• **MATERIAL TO PROCESS**
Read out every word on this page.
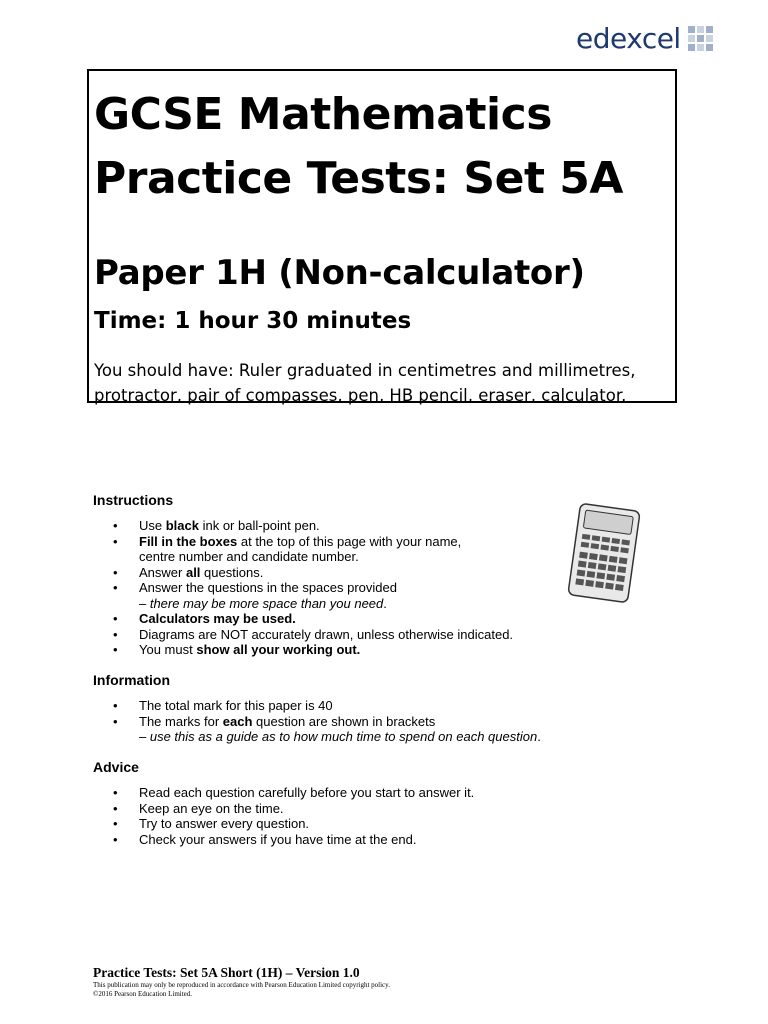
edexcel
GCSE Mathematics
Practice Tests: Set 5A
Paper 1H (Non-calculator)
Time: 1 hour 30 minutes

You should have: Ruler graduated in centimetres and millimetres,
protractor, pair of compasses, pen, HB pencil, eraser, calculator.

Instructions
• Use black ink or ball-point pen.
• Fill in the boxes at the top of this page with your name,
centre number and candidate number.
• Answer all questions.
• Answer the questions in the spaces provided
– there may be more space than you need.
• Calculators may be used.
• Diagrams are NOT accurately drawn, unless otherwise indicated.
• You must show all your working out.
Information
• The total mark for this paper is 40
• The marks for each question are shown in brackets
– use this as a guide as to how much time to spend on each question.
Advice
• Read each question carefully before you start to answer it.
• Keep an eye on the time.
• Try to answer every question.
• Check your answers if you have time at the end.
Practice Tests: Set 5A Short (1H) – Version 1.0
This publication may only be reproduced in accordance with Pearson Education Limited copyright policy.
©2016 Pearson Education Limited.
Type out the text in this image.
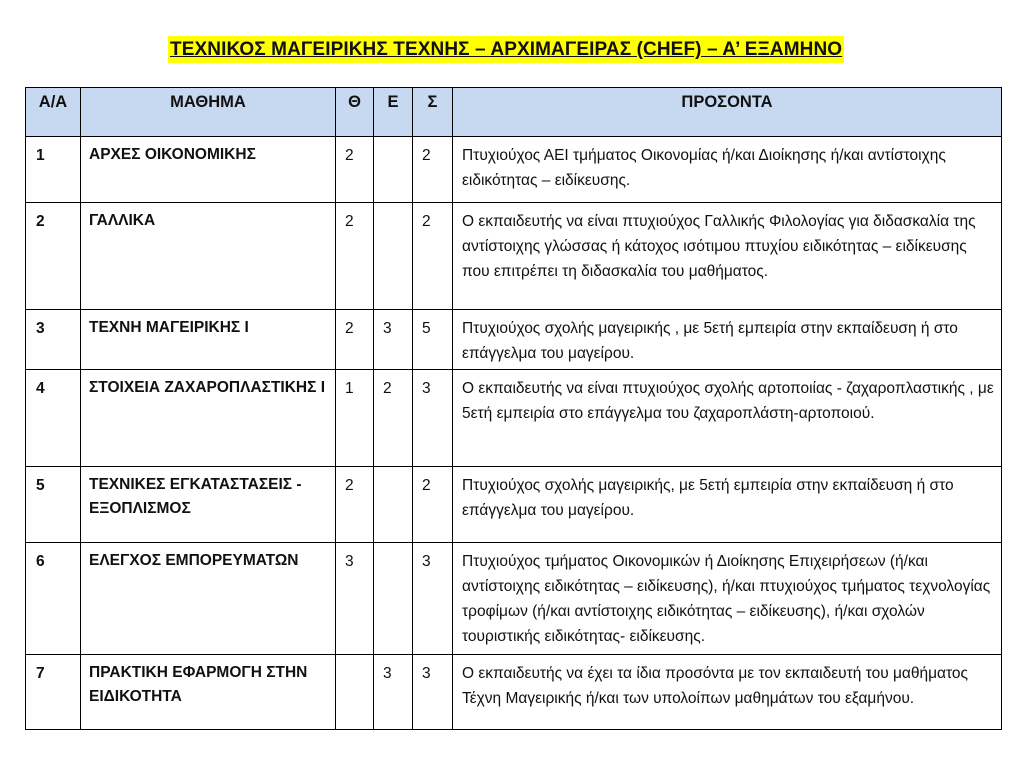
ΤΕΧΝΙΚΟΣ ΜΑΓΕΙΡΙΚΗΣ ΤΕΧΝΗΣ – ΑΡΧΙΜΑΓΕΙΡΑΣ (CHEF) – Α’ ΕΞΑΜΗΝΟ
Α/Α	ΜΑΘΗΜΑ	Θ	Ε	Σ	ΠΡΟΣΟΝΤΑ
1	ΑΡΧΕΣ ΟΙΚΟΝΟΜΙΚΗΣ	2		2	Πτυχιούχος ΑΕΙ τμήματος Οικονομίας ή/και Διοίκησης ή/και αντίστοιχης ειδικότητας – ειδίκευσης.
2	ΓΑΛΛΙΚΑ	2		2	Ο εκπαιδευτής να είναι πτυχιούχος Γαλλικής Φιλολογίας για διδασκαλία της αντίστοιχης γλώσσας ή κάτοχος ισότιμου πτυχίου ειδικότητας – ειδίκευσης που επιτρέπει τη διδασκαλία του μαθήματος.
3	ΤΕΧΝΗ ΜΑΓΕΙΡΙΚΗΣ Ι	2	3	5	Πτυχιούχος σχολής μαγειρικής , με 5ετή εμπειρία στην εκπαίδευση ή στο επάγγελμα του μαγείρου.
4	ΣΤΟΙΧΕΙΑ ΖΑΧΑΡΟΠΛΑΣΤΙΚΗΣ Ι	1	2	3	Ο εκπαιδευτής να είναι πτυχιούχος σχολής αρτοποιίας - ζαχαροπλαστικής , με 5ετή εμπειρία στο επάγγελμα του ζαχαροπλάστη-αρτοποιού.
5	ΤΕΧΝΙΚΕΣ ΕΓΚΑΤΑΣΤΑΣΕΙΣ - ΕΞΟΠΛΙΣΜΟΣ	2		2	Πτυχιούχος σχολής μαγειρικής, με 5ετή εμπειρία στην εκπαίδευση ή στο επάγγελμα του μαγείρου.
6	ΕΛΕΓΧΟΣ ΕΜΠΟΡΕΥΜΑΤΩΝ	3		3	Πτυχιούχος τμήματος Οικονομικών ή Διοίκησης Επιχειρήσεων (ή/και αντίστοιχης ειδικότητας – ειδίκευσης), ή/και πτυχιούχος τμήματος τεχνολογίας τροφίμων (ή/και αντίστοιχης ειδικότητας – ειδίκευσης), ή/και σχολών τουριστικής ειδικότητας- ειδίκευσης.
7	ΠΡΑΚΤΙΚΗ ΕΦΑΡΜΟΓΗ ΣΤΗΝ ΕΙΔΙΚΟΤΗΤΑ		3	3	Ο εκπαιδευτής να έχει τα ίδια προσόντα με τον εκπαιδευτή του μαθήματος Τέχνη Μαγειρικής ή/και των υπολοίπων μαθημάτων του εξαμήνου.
==
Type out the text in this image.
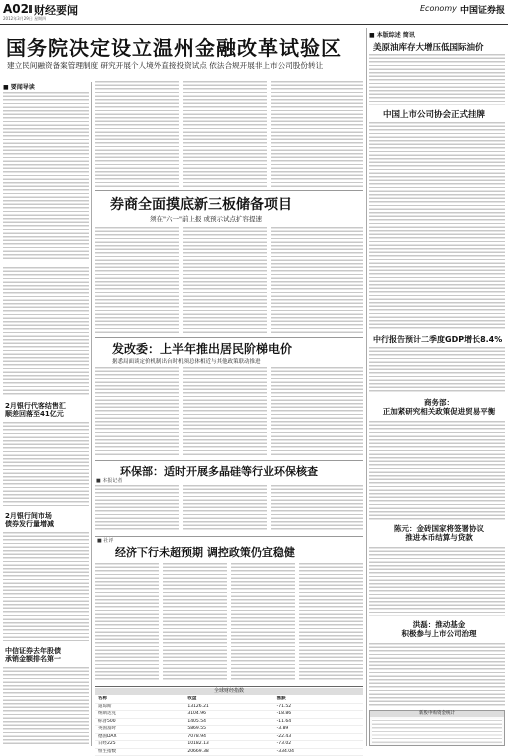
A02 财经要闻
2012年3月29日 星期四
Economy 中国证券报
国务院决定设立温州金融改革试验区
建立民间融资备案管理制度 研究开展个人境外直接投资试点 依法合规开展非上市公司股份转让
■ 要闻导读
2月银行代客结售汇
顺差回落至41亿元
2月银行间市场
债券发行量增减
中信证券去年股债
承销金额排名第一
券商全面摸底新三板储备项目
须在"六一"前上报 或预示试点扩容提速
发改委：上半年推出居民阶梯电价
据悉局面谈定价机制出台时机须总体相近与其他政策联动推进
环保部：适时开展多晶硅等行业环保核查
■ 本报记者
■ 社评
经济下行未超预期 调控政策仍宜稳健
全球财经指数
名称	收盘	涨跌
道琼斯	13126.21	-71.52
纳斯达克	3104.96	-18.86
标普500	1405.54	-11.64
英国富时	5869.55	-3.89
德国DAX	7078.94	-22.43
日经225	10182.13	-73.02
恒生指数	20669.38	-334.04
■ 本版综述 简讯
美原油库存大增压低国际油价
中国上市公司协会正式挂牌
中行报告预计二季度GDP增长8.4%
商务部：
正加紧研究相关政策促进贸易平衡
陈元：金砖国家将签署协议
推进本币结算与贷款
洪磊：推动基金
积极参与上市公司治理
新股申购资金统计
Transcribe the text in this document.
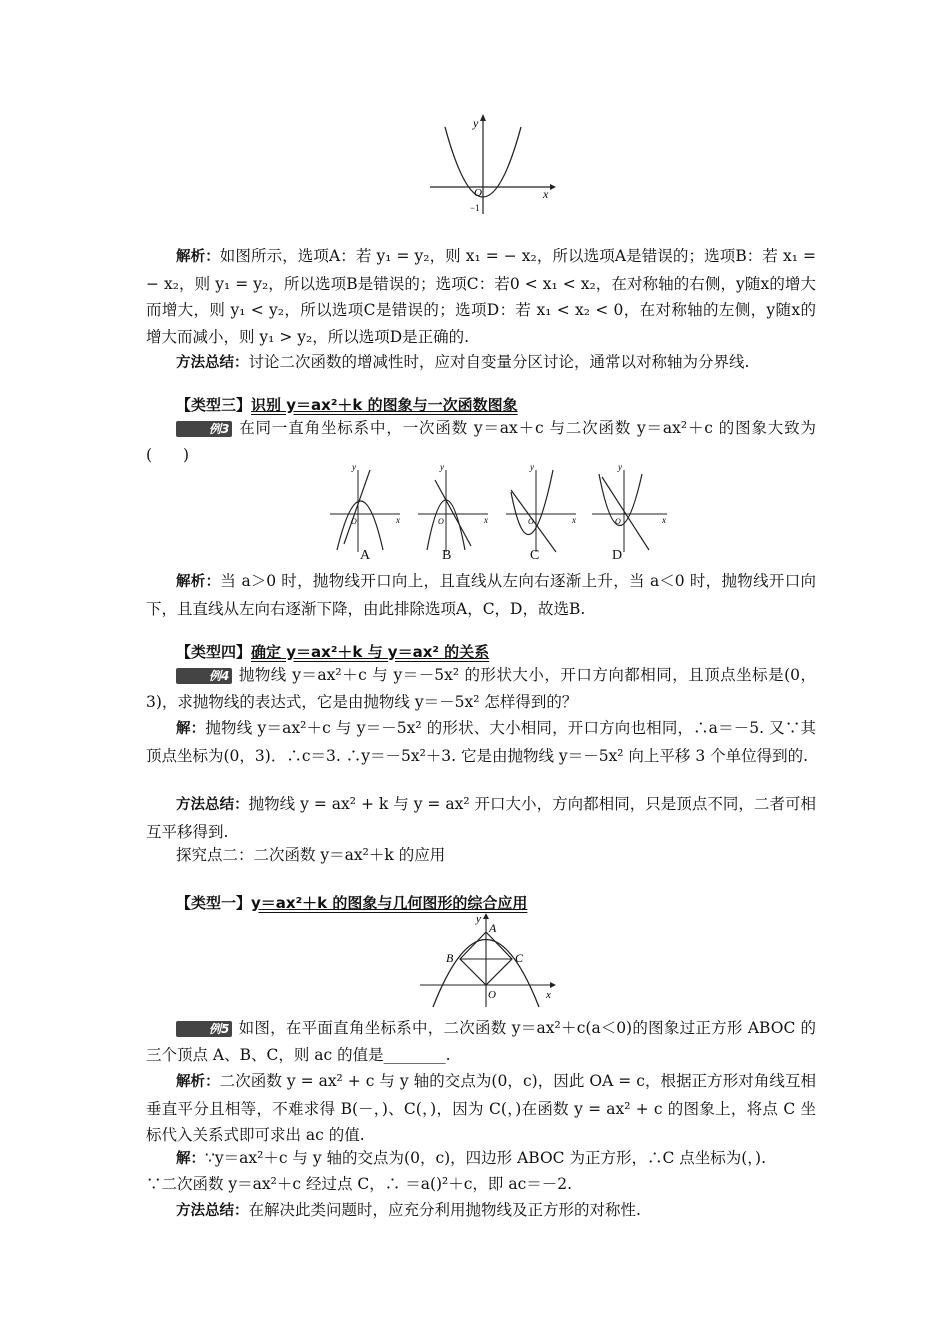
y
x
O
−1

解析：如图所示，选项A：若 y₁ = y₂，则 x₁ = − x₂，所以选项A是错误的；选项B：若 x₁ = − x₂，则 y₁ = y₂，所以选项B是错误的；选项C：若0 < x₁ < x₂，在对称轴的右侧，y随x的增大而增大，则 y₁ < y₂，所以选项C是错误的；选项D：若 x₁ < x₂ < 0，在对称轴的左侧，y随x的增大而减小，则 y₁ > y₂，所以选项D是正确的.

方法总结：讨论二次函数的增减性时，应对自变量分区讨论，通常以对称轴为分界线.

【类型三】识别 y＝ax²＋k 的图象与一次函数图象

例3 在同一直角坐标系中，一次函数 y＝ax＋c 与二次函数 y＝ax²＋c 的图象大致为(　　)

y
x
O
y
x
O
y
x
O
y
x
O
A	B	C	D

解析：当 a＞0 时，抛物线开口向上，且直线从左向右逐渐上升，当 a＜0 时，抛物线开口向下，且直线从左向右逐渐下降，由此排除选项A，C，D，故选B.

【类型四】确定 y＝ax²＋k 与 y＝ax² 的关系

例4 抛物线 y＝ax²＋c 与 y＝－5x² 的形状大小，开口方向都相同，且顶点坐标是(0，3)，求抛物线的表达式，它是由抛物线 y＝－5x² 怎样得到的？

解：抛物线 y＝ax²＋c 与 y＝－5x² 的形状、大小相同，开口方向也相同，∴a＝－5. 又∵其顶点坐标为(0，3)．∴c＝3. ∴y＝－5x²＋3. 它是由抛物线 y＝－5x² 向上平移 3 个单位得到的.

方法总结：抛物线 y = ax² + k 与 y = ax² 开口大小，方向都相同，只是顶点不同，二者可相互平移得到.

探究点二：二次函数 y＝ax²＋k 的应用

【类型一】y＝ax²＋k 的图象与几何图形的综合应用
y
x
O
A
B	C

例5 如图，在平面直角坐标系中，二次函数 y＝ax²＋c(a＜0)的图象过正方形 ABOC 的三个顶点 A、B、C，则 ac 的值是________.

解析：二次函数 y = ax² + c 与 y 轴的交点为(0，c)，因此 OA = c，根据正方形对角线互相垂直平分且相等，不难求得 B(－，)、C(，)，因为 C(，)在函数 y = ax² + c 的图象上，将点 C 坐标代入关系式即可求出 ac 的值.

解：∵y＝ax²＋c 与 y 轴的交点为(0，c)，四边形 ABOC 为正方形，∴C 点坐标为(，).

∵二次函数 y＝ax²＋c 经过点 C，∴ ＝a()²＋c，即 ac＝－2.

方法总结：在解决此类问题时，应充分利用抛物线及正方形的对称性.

• **WORK TO BE COMPLETED**
In the records above, locate the lines holding the word "every". Copy each of them.

• **EXPECTED ANSWER**
Read out every word on this page.
• Try to answer every question.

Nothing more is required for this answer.